* Start *

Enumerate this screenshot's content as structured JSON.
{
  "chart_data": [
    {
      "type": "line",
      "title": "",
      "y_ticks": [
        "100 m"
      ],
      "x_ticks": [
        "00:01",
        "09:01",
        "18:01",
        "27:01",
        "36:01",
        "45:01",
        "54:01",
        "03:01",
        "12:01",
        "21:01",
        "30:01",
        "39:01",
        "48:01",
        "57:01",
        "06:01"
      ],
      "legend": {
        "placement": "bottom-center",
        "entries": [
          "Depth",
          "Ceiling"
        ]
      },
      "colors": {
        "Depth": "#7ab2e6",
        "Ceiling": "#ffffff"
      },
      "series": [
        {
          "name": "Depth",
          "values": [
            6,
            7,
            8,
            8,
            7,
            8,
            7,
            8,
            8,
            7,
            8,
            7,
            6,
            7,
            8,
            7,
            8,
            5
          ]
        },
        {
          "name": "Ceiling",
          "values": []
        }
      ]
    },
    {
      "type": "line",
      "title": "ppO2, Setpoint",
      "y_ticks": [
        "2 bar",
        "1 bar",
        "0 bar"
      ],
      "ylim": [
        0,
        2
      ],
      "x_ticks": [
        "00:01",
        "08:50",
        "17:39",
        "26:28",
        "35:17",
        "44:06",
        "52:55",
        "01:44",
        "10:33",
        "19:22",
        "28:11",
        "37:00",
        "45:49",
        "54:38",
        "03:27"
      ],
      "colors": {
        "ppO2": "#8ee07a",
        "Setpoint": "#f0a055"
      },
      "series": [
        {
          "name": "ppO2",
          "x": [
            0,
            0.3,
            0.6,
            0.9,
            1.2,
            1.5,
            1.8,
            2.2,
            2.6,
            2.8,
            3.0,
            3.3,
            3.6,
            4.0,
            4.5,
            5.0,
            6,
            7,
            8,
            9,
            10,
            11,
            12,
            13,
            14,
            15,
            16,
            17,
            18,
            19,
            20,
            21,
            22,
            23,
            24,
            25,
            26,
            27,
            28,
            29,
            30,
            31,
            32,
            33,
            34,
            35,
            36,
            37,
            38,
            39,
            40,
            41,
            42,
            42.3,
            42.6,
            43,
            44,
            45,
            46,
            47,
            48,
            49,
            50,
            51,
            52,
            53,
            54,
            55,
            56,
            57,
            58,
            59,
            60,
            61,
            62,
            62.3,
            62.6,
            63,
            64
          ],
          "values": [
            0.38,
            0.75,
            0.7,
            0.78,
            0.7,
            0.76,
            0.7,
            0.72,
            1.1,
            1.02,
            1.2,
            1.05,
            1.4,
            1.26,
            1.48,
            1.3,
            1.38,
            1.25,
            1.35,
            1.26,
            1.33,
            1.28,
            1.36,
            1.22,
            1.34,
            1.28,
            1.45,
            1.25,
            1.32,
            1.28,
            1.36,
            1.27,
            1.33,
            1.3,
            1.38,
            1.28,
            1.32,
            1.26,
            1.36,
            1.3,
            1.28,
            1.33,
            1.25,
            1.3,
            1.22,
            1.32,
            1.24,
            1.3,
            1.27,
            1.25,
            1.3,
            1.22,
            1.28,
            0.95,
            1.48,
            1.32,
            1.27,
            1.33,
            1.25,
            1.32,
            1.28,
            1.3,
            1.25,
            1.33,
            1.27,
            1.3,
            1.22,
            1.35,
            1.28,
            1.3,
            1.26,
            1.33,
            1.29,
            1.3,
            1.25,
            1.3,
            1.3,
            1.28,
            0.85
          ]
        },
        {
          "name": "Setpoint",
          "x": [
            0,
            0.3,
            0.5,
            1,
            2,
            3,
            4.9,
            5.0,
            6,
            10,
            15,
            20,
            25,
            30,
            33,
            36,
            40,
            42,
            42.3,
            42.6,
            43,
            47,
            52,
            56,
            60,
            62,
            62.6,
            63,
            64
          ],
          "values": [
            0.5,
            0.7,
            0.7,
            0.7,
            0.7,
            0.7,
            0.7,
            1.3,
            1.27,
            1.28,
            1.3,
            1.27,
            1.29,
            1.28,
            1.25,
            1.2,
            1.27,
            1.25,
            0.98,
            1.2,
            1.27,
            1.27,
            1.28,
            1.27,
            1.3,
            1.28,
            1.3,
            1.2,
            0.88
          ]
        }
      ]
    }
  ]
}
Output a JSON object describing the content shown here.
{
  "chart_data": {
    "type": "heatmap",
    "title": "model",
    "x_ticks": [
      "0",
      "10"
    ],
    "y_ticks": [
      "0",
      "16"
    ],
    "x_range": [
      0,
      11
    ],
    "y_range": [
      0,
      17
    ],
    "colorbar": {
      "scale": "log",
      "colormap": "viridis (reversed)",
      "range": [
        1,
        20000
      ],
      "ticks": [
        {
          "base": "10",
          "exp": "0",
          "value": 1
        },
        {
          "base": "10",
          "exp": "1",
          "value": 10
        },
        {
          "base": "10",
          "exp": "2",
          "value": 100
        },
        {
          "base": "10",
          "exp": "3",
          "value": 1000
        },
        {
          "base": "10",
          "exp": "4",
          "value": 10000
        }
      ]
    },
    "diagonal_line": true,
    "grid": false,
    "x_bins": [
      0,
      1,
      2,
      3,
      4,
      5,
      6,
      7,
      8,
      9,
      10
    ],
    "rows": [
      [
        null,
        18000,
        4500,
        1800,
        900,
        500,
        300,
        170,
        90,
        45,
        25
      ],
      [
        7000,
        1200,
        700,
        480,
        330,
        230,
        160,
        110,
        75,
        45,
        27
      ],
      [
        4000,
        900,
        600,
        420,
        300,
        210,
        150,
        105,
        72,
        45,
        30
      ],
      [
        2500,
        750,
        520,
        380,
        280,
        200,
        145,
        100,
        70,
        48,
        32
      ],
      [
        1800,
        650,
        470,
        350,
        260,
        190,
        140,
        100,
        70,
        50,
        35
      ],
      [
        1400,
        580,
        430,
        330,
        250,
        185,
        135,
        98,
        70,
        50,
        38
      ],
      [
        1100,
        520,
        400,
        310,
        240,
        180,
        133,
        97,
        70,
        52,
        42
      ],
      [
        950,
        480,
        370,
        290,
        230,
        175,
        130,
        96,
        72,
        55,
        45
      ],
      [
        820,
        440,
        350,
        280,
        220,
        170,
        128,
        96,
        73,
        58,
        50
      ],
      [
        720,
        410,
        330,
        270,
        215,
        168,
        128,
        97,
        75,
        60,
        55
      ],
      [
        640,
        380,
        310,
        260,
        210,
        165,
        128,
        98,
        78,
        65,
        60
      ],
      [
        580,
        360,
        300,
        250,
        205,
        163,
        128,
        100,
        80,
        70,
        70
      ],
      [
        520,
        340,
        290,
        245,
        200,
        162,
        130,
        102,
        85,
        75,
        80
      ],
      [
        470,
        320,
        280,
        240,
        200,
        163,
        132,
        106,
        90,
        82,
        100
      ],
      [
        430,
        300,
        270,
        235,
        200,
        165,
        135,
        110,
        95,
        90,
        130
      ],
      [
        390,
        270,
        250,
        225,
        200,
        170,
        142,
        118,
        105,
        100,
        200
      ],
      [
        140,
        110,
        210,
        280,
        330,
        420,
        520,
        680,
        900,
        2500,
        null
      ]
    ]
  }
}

* End *

**WHAT NEEDS TO BE DONE:** Type out the material again exactly as presented.

**RIGHT ANSWER:**
Enumerate this screenshot's content as structured JSON.
{
  "chart_data": [
    {
      "type": "line",
      "title": "",
      "y_ticks": [
        "100 m"
      ],
      "x_ticks": [
        "00:01",
        "09:01",
        "18:01",
        "27:01",
        "36:01",
        "45:01",
        "54:01",
        "03:01",
        "12:01",
        "21:01",
        "30:01",
        "39:01",
        "48:01",
        "57:01",
        "06:01"
      ],
      "legend": {
        "placement": "bottom-center",
        "entries": [
          "Depth",
          "Ceiling"
        ]
      },
      "colors": {
        "Depth": "#7ab2e6",
        "Ceiling": "#ffffff"
      },
      "series": [
        {
          "name": "Depth",
          "values": [
            6,
            7,
            8,
            8,
            7,
            8,
            7,
            8,
            8,
            7,
            8,
            7,
            6,
            7,
            8,
            7,
            8,
            5
          ]
        },
        {
          "name": "Ceiling",
          "values": []
        }
      ]
    },
    {
      "type": "line",
      "title": "ppO2, Setpoint",
      "y_ticks": [
        "2 bar",
        "1 bar",
        "0 bar"
      ],
      "ylim": [
        0,
        2
      ],
      "x_ticks": [
        "00:01",
        "08:50",
        "17:39",
        "26:28",
        "35:17",
        "44:06",
        "52:55",
        "01:44",
        "10:33",
        "19:22",
        "28:11",
        "37:00",
        "45:49",
        "54:38",
        "03:27"
      ],
      "colors": {
        "ppO2": "#8ee07a",
        "Setpoint": "#f0a055"
      },
      "series": [
        {
          "name": "ppO2",
          "x": [
            0,
            0.3,
            0.6,
            0.9,
            1.2,
            1.5,
            1.8,
            2.2,
            2.6,
            2.8,
            3.0,
            3.3,
            3.6,
            4.0,
            4.5,
            5.0,
            6,
            7,
            8,
            9,
            10,
            11,
            12,
            13,
            14,
            15,
            16,
            17,
            18,
            19,
            20,
            21,
            22,
            23,
            24,
            25,
            26,
            27,
            28,
            29,
            30,
            31,
            32,
            33,
            34,
            35,
            36,
            37,
            38,
            39,
            40,
            41,
            42,
            42.3,
            42.6,
            43,
            44,
            45,
            46,
            47,
            48,
            49,
            50,
            51,
            52,
            53,
            54,
            55,
            56,
            57,
            58,
            59,
            60,
            61,
            62,
            62.3,
            62.6,
            63,
            64
          ],
          "values": [
            0.38,
            0.75,
            0.7,
            0.78,
            0.7,
            0.76,
            0.7,
            0.72,
            1.1,
            1.02,
            1.2,
            1.05,
            1.4,
            1.26,
            1.48,
            1.3,
            1.38,
            1.25,
            1.35,
            1.26,
            1.33,
            1.28,
            1.36,
            1.22,
            1.34,
            1.28,
            1.45,
            1.25,
            1.32,
            1.28,
            1.36,
            1.27,
            1.33,
            1.3,
            1.38,
            1.28,
            1.32,
            1.26,
            1.36,
            1.3,
            1.28,
            1.33,
            1.25,
            1.3,
            1.22,
            1.32,
            1.24,
            1.3,
            1.27,
            1.25,
            1.3,
            1.22,
            1.28,
            0.95,
            1.48,
            1.32,
            1.27,
            1.33,
            1.25,
            1.32,
            1.28,
            1.3,
            1.25,
            1.33,
            1.27,
            1.3,
            1.22,
            1.35,
            1.28,
            1.3,
            1.26,
            1.33,
            1.29,
            1.3,
            1.25,
            1.3,
            1.3,
            1.28,
            0.85
          ]
        },
        {
          "name": "Setpoint",
          "x": [
            0,
            0.3,
            0.5,
            1,
            2,
            3,
            4.9,
            5.0,
            6,
            10,
            15,
            20,
            25,
            30,
            33,
            36,
            40,
            42,
            42.3,
            42.6,
            43,
            47,
            52,
            56,
            60,
            62,
            62.6,
            63,
            64
          ],
          "values": [
            0.5,
            0.7,
            0.7,
            0.7,
            0.7,
            0.7,
            0.7,
            1.3,
            1.27,
            1.28,
            1.3,
            1.27,
            1.29,
            1.28,
            1.25,
            1.2,
            1.27,
            1.25,
            0.98,
            1.2,
            1.27,
            1.27,
            1.28,
            1.27,
            1.3,
            1.28,
            1.3,
            1.2,
            0.88
          ]
        }
      ]
    }
  ]
}
Output a JSON object describing the content shown here.
{
  "chart_data": {
    "type": "heatmap",
    "title": "model",
    "x_ticks": [
      "0",
      "10"
    ],
    "y_ticks": [
      "0",
      "16"
    ],
    "x_range": [
      0,
      11
    ],
    "y_range": [
      0,
      17
    ],
    "colorbar": {
      "scale": "log",
      "colormap": "viridis (reversed)",
      "range": [
        1,
        20000
      ],
      "ticks": [
        {
          "base": "10",
          "exp": "0",
          "value": 1
        },
        {
          "base": "10",
          "exp": "1",
          "value": 10
        },
        {
          "base": "10",
          "exp": "2",
          "value": 100
        },
        {
          "base": "10",
          "exp": "3",
          "value": 1000
        },
        {
          "base": "10",
          "exp": "4",
          "value": 10000
        }
      ]
    },
    "diagonal_line": true,
    "grid": false,
    "x_bins": [
      0,
      1,
      2,
      3,
      4,
      5,
      6,
      7,
      8,
      9,
      10
    ],
    "rows": [
      [
        null,
        18000,
        4500,
        1800,
        900,
        500,
        300,
        170,
        90,
        45,
        25
      ],
      [
        7000,
        1200,
        700,
        480,
        330,
        230,
        160,
        110,
        75,
        45,
        27
      ],
      [
        4000,
        900,
        600,
        420,
        300,
        210,
        150,
        105,
        72,
        45,
        30
      ],
      [
        2500,
        750,
        520,
        380,
        280,
        200,
        145,
        100,
        70,
        48,
        32
      ],
      [
        1800,
        650,
        470,
        350,
        260,
        190,
        140,
        100,
        70,
        50,
        35
      ],
      [
        1400,
        580,
        430,
        330,
        250,
        185,
        135,
        98,
        70,
        50,
        38
      ],
      [
        1100,
        520,
        400,
        310,
        240,
        180,
        133,
        97,
        70,
        52,
        42
      ],
      [
        950,
        480,
        370,
        290,
        230,
        175,
        130,
        96,
        72,
        55,
        45
      ],
      [
        820,
        440,
        350,
        280,
        220,
        170,
        128,
        96,
        73,
        58,
        50
      ],
      [
        720,
        410,
        330,
        270,
        215,
        168,
        128,
        97,
        75,
        60,
        55
      ],
      [
        640,
        380,
        310,
        260,
        210,
        165,
        128,
        98,
        78,
        65,
        60
      ],
      [
        580,
        360,
        300,
        250,
        205,
        163,
        128,
        100,
        80,
        70,
        70
      ],
      [
        520,
        340,
        290,
        245,
        200,
        162,
        130,
        102,
        85,
        75,
        80
      ],
      [
        470,
        320,
        280,
        240,
        200,
        163,
        132,
        106,
        90,
        82,
        100
      ],
      [
        430,
        300,
        270,
        235,
        200,
        165,
        135,
        110,
        95,
        90,
        130
      ],
      [
        390,
        270,
        250,
        225,
        200,
        170,
        142,
        118,
        105,
        100,
        200
      ],
      [
        140,
        110,
        210,
        280,
        330,
        420,
        520,
        680,
        900,
        2500,
        null
      ]
    ]
  }
}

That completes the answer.